▶ TASK DESCRIPTION: Where does the string "screenshot" appear in the records? Copy every line that contains it.
───── STORED ROWS
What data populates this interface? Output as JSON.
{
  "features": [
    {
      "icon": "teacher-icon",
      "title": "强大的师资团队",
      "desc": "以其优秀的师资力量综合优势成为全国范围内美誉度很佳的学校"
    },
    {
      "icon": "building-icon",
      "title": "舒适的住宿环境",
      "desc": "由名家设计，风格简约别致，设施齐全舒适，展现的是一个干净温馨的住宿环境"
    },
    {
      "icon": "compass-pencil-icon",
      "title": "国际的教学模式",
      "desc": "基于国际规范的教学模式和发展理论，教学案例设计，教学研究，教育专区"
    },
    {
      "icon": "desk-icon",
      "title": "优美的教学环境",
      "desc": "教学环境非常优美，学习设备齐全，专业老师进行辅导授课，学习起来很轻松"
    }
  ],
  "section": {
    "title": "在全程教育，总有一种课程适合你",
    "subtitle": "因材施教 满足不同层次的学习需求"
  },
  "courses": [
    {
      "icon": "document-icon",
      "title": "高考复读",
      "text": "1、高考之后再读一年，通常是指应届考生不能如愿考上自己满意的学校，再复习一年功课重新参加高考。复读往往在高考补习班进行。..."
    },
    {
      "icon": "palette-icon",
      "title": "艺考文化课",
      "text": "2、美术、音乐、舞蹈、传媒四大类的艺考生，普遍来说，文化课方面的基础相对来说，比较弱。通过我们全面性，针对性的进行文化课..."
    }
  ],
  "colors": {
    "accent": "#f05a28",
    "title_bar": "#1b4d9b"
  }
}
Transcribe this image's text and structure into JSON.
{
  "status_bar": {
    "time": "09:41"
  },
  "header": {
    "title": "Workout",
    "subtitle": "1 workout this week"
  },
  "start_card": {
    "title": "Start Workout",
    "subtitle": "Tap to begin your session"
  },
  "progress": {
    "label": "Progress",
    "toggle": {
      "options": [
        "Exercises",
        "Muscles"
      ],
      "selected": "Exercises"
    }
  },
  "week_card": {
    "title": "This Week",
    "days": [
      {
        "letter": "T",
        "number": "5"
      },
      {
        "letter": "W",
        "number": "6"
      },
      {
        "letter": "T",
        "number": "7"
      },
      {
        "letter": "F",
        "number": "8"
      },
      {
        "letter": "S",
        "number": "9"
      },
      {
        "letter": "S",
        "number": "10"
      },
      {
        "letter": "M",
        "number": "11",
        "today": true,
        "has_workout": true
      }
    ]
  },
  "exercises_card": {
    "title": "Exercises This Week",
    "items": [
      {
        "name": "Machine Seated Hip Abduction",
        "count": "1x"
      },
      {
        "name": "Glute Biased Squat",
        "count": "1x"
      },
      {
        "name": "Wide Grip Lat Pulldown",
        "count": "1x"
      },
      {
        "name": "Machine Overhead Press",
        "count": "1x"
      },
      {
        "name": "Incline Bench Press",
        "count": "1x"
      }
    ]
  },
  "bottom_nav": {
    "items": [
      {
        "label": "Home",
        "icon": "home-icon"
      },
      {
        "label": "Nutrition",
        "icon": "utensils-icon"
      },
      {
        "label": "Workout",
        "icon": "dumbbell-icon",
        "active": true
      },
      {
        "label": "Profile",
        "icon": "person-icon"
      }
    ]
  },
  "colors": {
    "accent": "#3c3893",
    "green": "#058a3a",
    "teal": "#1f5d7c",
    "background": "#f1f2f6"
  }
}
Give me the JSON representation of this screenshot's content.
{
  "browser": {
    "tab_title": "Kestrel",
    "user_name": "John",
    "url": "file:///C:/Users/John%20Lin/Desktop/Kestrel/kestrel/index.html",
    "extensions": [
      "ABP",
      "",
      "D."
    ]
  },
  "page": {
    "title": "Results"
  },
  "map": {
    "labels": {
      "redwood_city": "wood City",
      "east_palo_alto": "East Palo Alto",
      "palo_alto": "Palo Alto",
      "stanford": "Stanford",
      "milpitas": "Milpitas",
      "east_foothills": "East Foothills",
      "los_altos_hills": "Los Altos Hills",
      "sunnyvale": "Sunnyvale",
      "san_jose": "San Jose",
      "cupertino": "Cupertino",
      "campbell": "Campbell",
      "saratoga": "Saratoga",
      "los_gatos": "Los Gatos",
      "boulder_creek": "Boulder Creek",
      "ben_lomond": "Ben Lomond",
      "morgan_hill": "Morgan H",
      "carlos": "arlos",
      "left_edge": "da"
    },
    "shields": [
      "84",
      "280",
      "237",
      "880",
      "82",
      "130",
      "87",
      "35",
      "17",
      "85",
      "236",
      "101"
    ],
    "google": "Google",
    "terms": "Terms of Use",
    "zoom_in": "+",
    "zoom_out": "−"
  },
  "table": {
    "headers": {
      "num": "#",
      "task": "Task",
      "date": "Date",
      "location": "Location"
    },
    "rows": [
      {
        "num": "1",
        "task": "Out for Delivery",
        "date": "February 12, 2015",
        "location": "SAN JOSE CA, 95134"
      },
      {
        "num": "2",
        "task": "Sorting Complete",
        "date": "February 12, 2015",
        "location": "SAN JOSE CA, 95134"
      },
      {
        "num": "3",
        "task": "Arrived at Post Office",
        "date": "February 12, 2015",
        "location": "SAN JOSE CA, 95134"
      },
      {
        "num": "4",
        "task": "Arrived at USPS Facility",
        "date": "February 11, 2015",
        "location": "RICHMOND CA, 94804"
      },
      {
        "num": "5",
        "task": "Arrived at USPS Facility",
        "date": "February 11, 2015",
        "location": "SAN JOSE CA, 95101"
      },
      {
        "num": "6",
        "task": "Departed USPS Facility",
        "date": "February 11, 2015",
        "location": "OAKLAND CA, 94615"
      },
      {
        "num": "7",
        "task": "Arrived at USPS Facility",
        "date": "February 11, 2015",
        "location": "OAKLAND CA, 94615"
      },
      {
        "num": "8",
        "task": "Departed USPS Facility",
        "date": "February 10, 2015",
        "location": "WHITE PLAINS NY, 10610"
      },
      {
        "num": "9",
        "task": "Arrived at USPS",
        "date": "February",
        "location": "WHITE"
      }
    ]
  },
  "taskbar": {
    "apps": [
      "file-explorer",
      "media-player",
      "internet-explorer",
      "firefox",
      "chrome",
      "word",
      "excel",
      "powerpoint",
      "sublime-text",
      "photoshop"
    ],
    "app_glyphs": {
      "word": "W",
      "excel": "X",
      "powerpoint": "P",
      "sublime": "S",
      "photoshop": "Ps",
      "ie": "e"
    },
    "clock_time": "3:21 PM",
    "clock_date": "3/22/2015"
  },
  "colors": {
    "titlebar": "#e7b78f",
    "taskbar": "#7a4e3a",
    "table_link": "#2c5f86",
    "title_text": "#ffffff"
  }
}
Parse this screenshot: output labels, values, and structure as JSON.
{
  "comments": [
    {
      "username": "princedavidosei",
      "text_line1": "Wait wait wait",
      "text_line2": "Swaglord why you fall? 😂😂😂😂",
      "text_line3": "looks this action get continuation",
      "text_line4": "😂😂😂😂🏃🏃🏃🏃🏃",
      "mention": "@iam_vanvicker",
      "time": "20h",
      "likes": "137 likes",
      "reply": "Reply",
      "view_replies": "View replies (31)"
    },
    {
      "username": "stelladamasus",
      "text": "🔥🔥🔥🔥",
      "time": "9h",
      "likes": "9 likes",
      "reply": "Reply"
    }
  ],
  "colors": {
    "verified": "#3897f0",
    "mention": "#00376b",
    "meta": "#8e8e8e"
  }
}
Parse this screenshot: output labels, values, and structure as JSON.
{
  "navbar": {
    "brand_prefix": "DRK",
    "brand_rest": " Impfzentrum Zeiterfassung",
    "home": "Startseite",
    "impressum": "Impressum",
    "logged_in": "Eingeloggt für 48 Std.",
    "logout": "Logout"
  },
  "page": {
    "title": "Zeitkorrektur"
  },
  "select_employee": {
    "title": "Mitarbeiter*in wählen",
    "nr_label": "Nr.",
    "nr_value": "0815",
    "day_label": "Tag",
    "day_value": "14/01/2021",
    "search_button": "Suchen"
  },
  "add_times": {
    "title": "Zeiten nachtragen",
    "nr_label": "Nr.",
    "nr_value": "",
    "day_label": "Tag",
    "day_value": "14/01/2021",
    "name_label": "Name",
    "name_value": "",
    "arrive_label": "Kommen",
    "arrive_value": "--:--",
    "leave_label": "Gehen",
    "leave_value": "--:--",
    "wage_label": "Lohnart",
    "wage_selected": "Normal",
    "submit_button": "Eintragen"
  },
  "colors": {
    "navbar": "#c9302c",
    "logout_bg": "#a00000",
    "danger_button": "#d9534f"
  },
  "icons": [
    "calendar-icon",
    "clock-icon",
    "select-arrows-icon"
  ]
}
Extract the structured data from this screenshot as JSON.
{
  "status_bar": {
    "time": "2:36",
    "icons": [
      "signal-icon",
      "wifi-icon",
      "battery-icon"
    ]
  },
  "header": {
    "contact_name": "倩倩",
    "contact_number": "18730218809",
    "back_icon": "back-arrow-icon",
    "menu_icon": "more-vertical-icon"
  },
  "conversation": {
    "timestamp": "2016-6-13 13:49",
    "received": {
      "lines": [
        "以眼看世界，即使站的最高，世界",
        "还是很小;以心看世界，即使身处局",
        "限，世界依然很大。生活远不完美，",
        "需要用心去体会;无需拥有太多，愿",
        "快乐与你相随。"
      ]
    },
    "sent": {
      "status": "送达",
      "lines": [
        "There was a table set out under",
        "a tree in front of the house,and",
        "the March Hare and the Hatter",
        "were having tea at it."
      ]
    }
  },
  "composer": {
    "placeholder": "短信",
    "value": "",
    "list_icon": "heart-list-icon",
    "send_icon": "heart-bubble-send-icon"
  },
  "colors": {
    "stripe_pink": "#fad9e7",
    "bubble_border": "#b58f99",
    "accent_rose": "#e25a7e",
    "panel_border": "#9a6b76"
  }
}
──────────
▶ EXERCISE SOLUTION:
Give me the JSON representation of this screenshot's content.
Parse this screenshot: output labels, values, and structure as JSON.
Parse this screenshot: output labels, values, and structure as JSON.
Extract the structured data from this screenshot as JSON.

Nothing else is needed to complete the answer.